> _Your instructions_:
Print all the records exactly, please.

> _Material provided_:
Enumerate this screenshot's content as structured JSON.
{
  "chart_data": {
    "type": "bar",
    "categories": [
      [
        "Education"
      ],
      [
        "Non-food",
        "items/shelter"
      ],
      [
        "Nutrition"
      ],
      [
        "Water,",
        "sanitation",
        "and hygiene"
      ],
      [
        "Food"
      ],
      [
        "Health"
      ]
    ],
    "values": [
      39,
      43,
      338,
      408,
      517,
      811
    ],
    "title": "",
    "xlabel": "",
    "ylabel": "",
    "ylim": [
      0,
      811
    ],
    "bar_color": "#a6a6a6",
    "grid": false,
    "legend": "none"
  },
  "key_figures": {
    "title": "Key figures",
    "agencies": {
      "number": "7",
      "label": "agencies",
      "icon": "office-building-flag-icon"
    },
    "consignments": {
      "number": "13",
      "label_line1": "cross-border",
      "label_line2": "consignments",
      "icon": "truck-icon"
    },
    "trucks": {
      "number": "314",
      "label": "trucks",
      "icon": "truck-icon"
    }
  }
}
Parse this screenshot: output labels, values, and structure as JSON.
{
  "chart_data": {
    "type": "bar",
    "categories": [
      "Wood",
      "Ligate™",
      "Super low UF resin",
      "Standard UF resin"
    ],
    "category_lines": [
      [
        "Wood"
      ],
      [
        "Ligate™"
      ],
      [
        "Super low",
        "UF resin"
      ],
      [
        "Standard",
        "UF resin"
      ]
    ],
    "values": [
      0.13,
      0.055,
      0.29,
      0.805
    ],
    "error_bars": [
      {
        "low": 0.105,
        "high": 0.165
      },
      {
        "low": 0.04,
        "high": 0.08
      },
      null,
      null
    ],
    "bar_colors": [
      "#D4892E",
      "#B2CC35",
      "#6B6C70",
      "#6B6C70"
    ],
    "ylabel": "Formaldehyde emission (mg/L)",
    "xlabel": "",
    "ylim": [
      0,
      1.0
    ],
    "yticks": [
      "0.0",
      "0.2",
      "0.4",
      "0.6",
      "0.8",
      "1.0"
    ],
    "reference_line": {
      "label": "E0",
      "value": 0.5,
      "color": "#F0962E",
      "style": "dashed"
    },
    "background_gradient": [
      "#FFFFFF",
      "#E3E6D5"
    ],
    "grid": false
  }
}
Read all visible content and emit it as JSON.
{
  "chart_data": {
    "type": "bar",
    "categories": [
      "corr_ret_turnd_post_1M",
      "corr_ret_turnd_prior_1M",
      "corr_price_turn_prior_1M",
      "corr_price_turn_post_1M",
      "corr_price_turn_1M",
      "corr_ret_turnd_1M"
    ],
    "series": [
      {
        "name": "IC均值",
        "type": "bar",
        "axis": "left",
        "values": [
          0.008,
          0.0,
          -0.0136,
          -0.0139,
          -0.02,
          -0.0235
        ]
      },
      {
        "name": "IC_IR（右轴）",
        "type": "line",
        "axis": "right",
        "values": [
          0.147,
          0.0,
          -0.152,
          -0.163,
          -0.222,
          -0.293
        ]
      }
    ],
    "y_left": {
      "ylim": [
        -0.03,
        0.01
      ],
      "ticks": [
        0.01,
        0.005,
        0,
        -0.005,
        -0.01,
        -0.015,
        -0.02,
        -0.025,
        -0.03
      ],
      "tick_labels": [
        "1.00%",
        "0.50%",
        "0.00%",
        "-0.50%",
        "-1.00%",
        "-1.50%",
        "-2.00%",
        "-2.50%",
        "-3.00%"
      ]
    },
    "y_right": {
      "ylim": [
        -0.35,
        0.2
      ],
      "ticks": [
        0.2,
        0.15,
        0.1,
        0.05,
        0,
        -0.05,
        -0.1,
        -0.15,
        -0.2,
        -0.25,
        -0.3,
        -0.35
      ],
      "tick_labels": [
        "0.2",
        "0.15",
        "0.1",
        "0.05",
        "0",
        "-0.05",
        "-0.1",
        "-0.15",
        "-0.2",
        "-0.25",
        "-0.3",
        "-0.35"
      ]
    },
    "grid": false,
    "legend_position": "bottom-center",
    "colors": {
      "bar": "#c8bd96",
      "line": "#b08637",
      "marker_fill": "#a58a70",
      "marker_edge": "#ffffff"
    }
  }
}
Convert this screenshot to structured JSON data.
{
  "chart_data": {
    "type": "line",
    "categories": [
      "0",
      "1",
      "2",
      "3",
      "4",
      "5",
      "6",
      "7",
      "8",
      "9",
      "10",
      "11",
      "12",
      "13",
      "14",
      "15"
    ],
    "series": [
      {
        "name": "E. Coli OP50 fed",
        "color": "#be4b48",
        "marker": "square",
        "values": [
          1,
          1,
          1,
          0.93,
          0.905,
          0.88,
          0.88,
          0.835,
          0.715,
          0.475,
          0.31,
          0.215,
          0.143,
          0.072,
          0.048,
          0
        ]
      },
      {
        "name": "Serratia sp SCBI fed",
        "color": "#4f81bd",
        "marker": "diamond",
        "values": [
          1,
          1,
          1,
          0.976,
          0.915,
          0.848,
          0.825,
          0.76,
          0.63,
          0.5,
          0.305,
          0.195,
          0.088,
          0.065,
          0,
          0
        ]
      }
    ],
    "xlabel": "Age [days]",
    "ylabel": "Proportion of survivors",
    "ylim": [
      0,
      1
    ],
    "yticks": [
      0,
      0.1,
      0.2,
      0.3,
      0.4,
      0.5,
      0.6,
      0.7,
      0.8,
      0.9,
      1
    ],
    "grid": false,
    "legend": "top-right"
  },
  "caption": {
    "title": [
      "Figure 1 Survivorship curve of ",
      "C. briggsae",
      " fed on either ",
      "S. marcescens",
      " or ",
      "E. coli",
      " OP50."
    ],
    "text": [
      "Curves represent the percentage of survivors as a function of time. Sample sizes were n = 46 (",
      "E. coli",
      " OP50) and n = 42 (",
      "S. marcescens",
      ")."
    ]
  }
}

> _Reply_:
Enumerate this screenshot's content as structured JSON.
{
  "chart_data": {
    "type": "bar",
    "categories": [
      [
        "Education"
      ],
      [
        "Non-food",
        "items/shelter"
      ],
      [
        "Nutrition"
      ],
      [
        "Water,",
        "sanitation",
        "and hygiene"
      ],
      [
        "Food"
      ],
      [
        "Health"
      ]
    ],
    "values": [
      39,
      43,
      338,
      408,
      517,
      811
    ],
    "title": "",
    "xlabel": "",
    "ylabel": "",
    "ylim": [
      0,
      811
    ],
    "bar_color": "#a6a6a6",
    "grid": false,
    "legend": "none"
  },
  "key_figures": {
    "title": "Key figures",
    "agencies": {
      "number": "7",
      "label": "agencies",
      "icon": "office-building-flag-icon"
    },
    "consignments": {
      "number": "13",
      "label_line1": "cross-border",
      "label_line2": "consignments",
      "icon": "truck-icon"
    },
    "trucks": {
      "number": "314",
      "label": "trucks",
      "icon": "truck-icon"
    }
  }
}
Parse this screenshot: output labels, values, and structure as JSON.
{
  "chart_data": {
    "type": "bar",
    "categories": [
      "Wood",
      "Ligate™",
      "Super low UF resin",
      "Standard UF resin"
    ],
    "category_lines": [
      [
        "Wood"
      ],
      [
        "Ligate™"
      ],
      [
        "Super low",
        "UF resin"
      ],
      [
        "Standard",
        "UF resin"
      ]
    ],
    "values": [
      0.13,
      0.055,
      0.29,
      0.805
    ],
    "error_bars": [
      {
        "low": 0.105,
        "high": 0.165
      },
      {
        "low": 0.04,
        "high": 0.08
      },
      null,
      null
    ],
    "bar_colors": [
      "#D4892E",
      "#B2CC35",
      "#6B6C70",
      "#6B6C70"
    ],
    "ylabel": "Formaldehyde emission (mg/L)",
    "xlabel": "",
    "ylim": [
      0,
      1.0
    ],
    "yticks": [
      "0.0",
      "0.2",
      "0.4",
      "0.6",
      "0.8",
      "1.0"
    ],
    "reference_line": {
      "label": "E0",
      "value": 0.5,
      "color": "#F0962E",
      "style": "dashed"
    },
    "background_gradient": [
      "#FFFFFF",
      "#E3E6D5"
    ],
    "grid": false
  }
}
Read all visible content and emit it as JSON.
{
  "chart_data": {
    "type": "bar",
    "categories": [
      "corr_ret_turnd_post_1M",
      "corr_ret_turnd_prior_1M",
      "corr_price_turn_prior_1M",
      "corr_price_turn_post_1M",
      "corr_price_turn_1M",
      "corr_ret_turnd_1M"
    ],
    "series": [
      {
        "name": "IC均值",
        "type": "bar",
        "axis": "left",
        "values": [
          0.008,
          0.0,
          -0.0136,
          -0.0139,
          -0.02,
          -0.0235
        ]
      },
      {
        "name": "IC_IR（右轴）",
        "type": "line",
        "axis": "right",
        "values": [
          0.147,
          0.0,
          -0.152,
          -0.163,
          -0.222,
          -0.293
        ]
      }
    ],
    "y_left": {
      "ylim": [
        -0.03,
        0.01
      ],
      "ticks": [
        0.01,
        0.005,
        0,
        -0.005,
        -0.01,
        -0.015,
        -0.02,
        -0.025,
        -0.03
      ],
      "tick_labels": [
        "1.00%",
        "0.50%",
        "0.00%",
        "-0.50%",
        "-1.00%",
        "-1.50%",
        "-2.00%",
        "-2.50%",
        "-3.00%"
      ]
    },
    "y_right": {
      "ylim": [
        -0.35,
        0.2
      ],
      "ticks": [
        0.2,
        0.15,
        0.1,
        0.05,
        0,
        -0.05,
        -0.1,
        -0.15,
        -0.2,
        -0.25,
        -0.3,
        -0.35
      ],
      "tick_labels": [
        "0.2",
        "0.15",
        "0.1",
        "0.05",
        "0",
        "-0.05",
        "-0.1",
        "-0.15",
        "-0.2",
        "-0.25",
        "-0.3",
        "-0.35"
      ]
    },
    "grid": false,
    "legend_position": "bottom-center",
    "colors": {
      "bar": "#c8bd96",
      "line": "#b08637",
      "marker_fill": "#a58a70",
      "marker_edge": "#ffffff"
    }
  }
}
Convert this screenshot to structured JSON data.
{
  "chart_data": {
    "type": "line",
    "categories": [
      "0",
      "1",
      "2",
      "3",
      "4",
      "5",
      "6",
      "7",
      "8",
      "9",
      "10",
      "11",
      "12",
      "13",
      "14",
      "15"
    ],
    "series": [
      {
        "name": "E. Coli OP50 fed",
        "color": "#be4b48",
        "marker": "square",
        "values": [
          1,
          1,
          1,
          0.93,
          0.905,
          0.88,
          0.88,
          0.835,
          0.715,
          0.475,
          0.31,
          0.215,
          0.143,
          0.072,
          0.048,
          0
        ]
      },
      {
        "name": "Serratia sp SCBI fed",
        "color": "#4f81bd",
        "marker": "diamond",
        "values": [
          1,
          1,
          1,
          0.976,
          0.915,
          0.848,
          0.825,
          0.76,
          0.63,
          0.5,
          0.305,
          0.195,
          0.088,
          0.065,
          0,
          0
        ]
      }
    ],
    "xlabel": "Age [days]",
    "ylabel": "Proportion of survivors",
    "ylim": [
      0,
      1
    ],
    "yticks": [
      0,
      0.1,
      0.2,
      0.3,
      0.4,
      0.5,
      0.6,
      0.7,
      0.8,
      0.9,
      1
    ],
    "grid": false,
    "legend": "top-right"
  },
  "caption": {
    "title": [
      "Figure 1 Survivorship curve of ",
      "C. briggsae",
      " fed on either ",
      "S. marcescens",
      " or ",
      "E. coli",
      " OP50."
    ],
    "text": [
      "Curves represent the percentage of survivors as a function of time. Sample sizes were n = 46 (",
      "E. coli",
      " OP50) and n = 42 (",
      "S. marcescens",
      ")."
    ]
  }
}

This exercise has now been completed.